### App and web page records
<<<<
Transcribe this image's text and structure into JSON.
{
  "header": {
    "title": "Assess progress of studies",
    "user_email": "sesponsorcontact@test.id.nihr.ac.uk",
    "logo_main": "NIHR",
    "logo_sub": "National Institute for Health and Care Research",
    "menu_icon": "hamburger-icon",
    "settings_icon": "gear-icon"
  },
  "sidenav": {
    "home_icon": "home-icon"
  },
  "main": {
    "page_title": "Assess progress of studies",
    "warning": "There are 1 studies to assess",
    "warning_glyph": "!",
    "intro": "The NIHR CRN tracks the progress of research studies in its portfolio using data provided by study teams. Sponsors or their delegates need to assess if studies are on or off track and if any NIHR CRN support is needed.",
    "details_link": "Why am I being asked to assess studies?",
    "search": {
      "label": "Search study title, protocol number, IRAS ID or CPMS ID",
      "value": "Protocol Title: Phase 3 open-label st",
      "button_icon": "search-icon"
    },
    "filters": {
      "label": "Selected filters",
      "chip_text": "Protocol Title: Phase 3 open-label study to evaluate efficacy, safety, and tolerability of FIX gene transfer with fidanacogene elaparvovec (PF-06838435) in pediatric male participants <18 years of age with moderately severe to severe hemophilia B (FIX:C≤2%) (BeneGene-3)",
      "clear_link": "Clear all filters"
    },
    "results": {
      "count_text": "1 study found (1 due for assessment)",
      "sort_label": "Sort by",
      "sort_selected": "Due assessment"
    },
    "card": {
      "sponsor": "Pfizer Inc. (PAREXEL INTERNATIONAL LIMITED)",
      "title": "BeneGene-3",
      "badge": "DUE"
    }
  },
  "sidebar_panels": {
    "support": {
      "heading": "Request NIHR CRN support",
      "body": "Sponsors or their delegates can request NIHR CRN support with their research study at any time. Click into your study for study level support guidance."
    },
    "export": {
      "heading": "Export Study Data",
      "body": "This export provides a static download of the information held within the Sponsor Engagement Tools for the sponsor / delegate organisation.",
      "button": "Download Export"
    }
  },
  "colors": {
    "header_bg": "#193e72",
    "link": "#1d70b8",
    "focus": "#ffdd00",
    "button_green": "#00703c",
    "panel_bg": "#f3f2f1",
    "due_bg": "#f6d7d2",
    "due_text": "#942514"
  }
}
>>>>
### YOUR OBJECTIVE
The entries shown above should be copied out word for word.

### FINAL ANSWER
Transcribe this image's text and structure into JSON.
{
  "header": {
    "title": "Assess progress of studies",
    "user_email": "sesponsorcontact@test.id.nihr.ac.uk",
    "logo_main": "NIHR",
    "logo_sub": "National Institute for Health and Care Research",
    "menu_icon": "hamburger-icon",
    "settings_icon": "gear-icon"
  },
  "sidenav": {
    "home_icon": "home-icon"
  },
  "main": {
    "page_title": "Assess progress of studies",
    "warning": "There are 1 studies to assess",
    "warning_glyph": "!",
    "intro": "The NIHR CRN tracks the progress of research studies in its portfolio using data provided by study teams. Sponsors or their delegates need to assess if studies are on or off track and if any NIHR CRN support is needed.",
    "details_link": "Why am I being asked to assess studies?",
    "search": {
      "label": "Search study title, protocol number, IRAS ID or CPMS ID",
      "value": "Protocol Title: Phase 3 open-label st",
      "button_icon": "search-icon"
    },
    "filters": {
      "label": "Selected filters",
      "chip_text": "Protocol Title: Phase 3 open-label study to evaluate efficacy, safety, and tolerability of FIX gene transfer with fidanacogene elaparvovec (PF-06838435) in pediatric male participants <18 years of age with moderately severe to severe hemophilia B (FIX:C≤2%) (BeneGene-3)",
      "clear_link": "Clear all filters"
    },
    "results": {
      "count_text": "1 study found (1 due for assessment)",
      "sort_label": "Sort by",
      "sort_selected": "Due assessment"
    },
    "card": {
      "sponsor": "Pfizer Inc. (PAREXEL INTERNATIONAL LIMITED)",
      "title": "BeneGene-3",
      "badge": "DUE"
    }
  },
  "sidebar_panels": {
    "support": {
      "heading": "Request NIHR CRN support",
      "body": "Sponsors or their delegates can request NIHR CRN support with their research study at any time. Click into your study for study level support guidance."
    },
    "export": {
      "heading": "Export Study Data",
      "body": "This export provides a static download of the information held within the Sponsor Engagement Tools for the sponsor / delegate organisation.",
      "button": "Download Export"
    }
  },
  "colors": {
    "header_bg": "#193e72",
    "link": "#1d70b8",
    "focus": "#ffdd00",
    "button_green": "#00703c",
    "panel_bg": "#f3f2f1",
    "due_bg": "#f6d7d2",
    "due_text": "#942514"
  }
}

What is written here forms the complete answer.